┌─ EXTRACTED RECORDS

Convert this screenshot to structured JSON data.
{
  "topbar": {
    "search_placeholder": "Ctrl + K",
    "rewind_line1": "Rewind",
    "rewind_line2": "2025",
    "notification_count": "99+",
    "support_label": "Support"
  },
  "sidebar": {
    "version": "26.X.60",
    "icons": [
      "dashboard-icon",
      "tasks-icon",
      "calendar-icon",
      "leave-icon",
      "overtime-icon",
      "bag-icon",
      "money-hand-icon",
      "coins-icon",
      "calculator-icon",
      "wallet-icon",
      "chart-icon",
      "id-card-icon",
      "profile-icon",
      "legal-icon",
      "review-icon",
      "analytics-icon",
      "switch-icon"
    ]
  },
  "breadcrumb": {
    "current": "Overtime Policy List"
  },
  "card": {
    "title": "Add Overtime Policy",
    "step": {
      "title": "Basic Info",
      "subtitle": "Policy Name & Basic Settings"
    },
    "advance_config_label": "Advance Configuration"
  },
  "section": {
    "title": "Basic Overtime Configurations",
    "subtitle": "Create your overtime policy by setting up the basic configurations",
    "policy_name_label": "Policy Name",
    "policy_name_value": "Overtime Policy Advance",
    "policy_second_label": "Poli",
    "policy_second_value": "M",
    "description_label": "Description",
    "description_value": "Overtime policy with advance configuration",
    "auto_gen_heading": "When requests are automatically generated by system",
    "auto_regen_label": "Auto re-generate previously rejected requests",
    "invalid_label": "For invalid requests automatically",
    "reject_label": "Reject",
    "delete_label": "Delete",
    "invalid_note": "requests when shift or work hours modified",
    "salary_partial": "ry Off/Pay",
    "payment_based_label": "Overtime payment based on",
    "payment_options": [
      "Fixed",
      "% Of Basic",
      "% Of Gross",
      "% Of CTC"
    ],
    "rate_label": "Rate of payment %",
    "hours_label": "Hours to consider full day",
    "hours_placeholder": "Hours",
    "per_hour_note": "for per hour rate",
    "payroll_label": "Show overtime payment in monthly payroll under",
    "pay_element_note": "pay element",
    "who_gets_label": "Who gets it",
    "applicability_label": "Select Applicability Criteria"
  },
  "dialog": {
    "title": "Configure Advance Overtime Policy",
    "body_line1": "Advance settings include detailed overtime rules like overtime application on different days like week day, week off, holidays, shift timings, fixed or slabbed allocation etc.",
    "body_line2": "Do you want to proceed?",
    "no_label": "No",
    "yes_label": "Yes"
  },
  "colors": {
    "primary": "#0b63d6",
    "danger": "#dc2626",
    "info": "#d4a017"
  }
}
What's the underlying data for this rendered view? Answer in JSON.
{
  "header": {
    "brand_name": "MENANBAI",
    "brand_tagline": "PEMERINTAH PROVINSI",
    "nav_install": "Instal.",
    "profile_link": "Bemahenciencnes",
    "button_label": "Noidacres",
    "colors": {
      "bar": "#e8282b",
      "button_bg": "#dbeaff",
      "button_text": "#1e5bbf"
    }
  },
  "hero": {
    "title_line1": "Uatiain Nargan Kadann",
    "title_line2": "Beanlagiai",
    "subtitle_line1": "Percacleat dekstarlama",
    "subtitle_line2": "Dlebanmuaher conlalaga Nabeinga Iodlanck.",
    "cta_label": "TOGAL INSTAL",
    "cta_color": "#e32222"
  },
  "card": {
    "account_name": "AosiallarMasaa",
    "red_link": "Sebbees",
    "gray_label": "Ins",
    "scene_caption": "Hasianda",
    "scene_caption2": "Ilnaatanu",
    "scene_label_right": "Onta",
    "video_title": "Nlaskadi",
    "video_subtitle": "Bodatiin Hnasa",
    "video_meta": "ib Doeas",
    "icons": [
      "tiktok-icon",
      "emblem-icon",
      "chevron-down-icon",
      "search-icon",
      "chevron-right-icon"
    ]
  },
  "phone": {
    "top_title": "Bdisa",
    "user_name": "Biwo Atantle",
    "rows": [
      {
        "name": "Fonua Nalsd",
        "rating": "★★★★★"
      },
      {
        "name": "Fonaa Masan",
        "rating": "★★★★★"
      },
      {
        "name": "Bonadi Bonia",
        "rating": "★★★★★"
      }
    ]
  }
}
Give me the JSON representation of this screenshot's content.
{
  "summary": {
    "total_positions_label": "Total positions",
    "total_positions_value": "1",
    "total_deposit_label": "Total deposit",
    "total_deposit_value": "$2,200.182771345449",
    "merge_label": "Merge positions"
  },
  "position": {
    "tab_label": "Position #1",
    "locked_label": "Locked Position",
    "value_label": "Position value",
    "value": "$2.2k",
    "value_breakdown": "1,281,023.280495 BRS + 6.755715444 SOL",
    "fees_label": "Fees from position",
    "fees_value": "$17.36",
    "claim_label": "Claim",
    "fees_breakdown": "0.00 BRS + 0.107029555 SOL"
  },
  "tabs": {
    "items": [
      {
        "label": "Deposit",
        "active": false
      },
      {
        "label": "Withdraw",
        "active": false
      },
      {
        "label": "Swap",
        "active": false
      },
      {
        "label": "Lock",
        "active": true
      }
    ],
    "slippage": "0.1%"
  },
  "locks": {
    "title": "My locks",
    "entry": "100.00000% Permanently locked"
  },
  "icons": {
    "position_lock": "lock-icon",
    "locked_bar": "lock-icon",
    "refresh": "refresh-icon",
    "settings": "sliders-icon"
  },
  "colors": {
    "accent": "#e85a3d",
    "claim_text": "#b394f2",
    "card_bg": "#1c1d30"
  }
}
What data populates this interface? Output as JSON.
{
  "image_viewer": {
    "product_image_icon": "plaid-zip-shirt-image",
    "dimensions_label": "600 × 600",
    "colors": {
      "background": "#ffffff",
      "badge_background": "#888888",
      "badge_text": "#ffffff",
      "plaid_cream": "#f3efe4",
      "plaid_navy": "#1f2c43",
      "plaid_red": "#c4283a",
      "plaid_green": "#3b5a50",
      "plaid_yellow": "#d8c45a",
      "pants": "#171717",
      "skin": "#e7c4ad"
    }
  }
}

└─

Tally the lines containing "ffffff". Provide the number without any other words.

* **SOLUTION TO THIS EXERCISE**: 2